---------- Available data ----------

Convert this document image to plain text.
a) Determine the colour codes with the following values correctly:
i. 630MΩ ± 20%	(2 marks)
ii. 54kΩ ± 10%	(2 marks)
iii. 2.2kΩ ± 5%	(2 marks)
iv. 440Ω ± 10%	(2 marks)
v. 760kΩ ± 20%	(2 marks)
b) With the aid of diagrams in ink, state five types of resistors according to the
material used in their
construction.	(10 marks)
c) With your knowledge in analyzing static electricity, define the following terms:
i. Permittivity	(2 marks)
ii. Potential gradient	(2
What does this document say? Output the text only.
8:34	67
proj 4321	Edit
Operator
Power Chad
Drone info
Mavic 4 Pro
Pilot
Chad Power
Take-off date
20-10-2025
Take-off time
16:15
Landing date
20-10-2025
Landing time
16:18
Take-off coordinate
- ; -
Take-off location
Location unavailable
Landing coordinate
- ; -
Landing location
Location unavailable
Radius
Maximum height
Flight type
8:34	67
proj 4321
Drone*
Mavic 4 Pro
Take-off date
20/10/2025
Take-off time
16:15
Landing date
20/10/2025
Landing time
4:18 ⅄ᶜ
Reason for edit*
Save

----------

- _Task objective_: Write out every line of the records exactly.

- _Answer_:
Convert this document image to plain text.
a) Determine the colour codes with the following values correctly:
i. 630MΩ ± 20%	(2 marks)
ii. 54kΩ ± 10%	(2 marks)
iii. 2.2kΩ ± 5%	(2 marks)
iv. 440Ω ± 10%	(2 marks)
v. 760kΩ ± 20%	(2 marks)
b) With the aid of diagrams in ink, state five types of resistors according to the
material used in their
construction.	(10 marks)
c) With your knowledge in analyzing static electricity, define the following terms:
i. Permittivity	(2 marks)
ii. Potential gradient	(2
What does this document say? Output the text only.
8:34	67
proj 4321	Edit
Operator
Power Chad
Drone info
Mavic 4 Pro
Pilot
Chad Power
Take-off date
20-10-2025
Take-off time
16:15
Landing date
20-10-2025
Landing time
16:18
Take-off coordinate
- ; -
Take-off location
Location unavailable
Landing coordinate
- ; -
Landing location
Location unavailable
Radius
Maximum height
Flight type
8:34	67
proj 4321
Drone*
Mavic 4 Pro
Take-off date
20/10/2025
Take-off time
16:15
Landing date
20/10/2025
Landing time
4:18 ⅄ᶜ
Reason for edit*
Save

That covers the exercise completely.